## CHALLENGE
Find each line containing the string "aber". Copy it.

## AVAILABLE RECORDS
____________________

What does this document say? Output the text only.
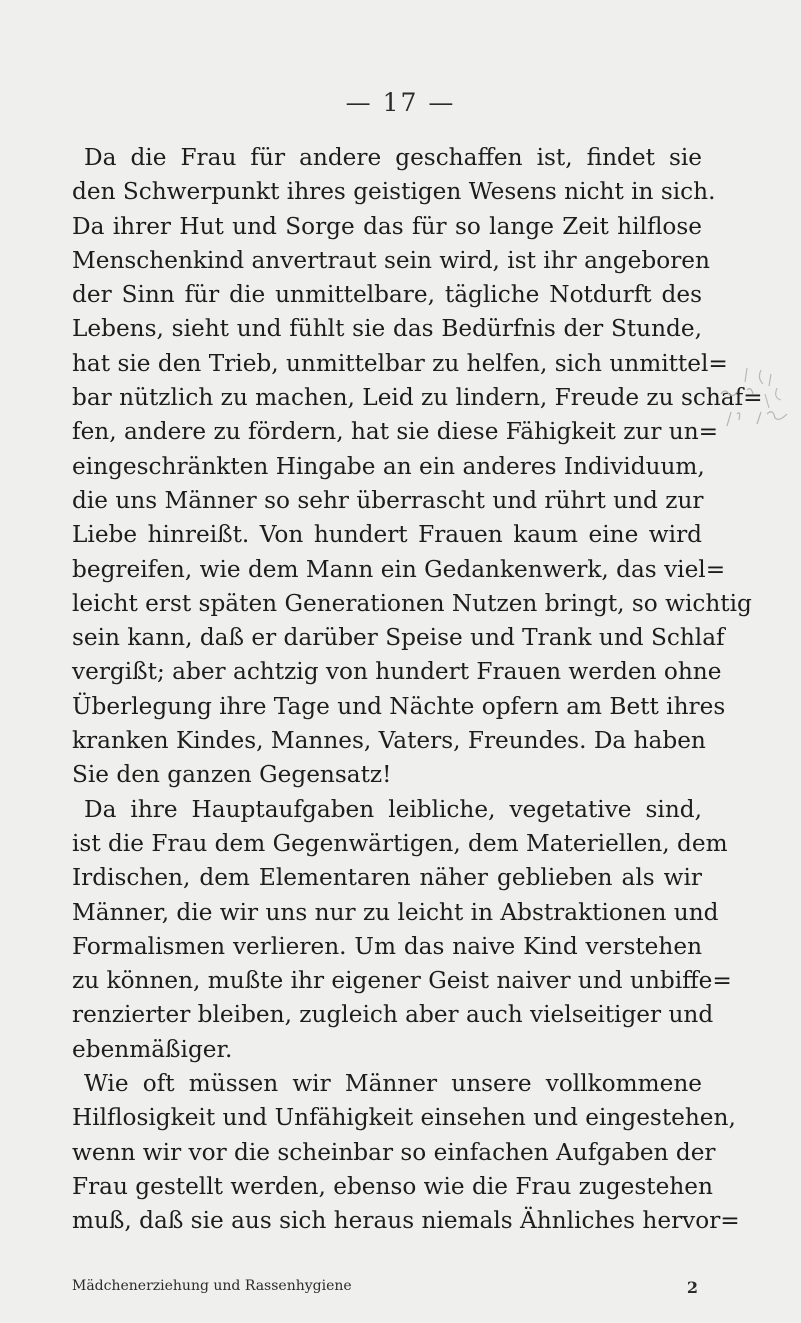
— 17 —
Da die Frau für andere geschaffen ist, findet sie
den Schwerpunkt ihres geistigen Wesens nicht in sich.
Da ihrer Hut und Sorge das für so lange Zeit hilflose
Menschenkind anvertraut sein wird, ist ihr angeboren
der Sinn für die unmittelbare, tägliche Notdurft des
Lebens, sieht und fühlt sie das Bedürfnis der Stunde,
hat sie den Trieb, unmittelbar zu helfen, sich unmittel=
bar nützlich zu machen, Leid zu lindern, Freude zu schaf=
fen, andere zu fördern, hat sie diese Fähigkeit zur un=
eingeschränkten Hingabe an ein anderes Individuum,
die uns Männer so sehr überrascht und rührt und zur
Liebe hinreißt. Von hundert Frauen kaum eine wird
begreifen, wie dem Mann ein Gedankenwerk, das viel=
leicht erst späten Generationen Nutzen bringt, so wichtig
sein kann, daß er darüber Speise und Trank und Schlaf
vergißt; aber achtzig von hundert Frauen werden ohne
Überlegung ihre Tage und Nächte opfern am Bett ihres
kranken Kindes, Mannes, Vaters, Freundes. Da haben
Sie den ganzen Gegensatz!
Da ihre Hauptaufgaben leibliche, vegetative sind,
ist die Frau dem Gegenwärtigen, dem Materiellen, dem
Irdischen, dem Elementaren näher geblieben als wir
Männer, die wir uns nur zu leicht in Abstraktionen und
Formalismen verlieren. Um das naive Kind verstehen
zu können, mußte ihr eigener Geist naiver und unbiffe=
renzierter bleiben, zugleich aber auch vielseitiger und
ebenmäßiger.
Wie oft müssen wir Männer unsere vollkommene
Hilflosigkeit und Unfähigkeit einsehen und eingestehen,
wenn wir vor die scheinbar so einfachen Aufgaben der
Frau gestellt werden, ebenso wie die Frau zugestehen
muß, daß sie aus sich heraus niemals Ähnliches hervor=
Mädchenerziehung und Rassenhygiene	2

____________________

## IN RESPONSE
vergißt; aber achtzig von hundert Frauen werden ohne
renzierter bleiben, zugleich aber auch vielseitiger und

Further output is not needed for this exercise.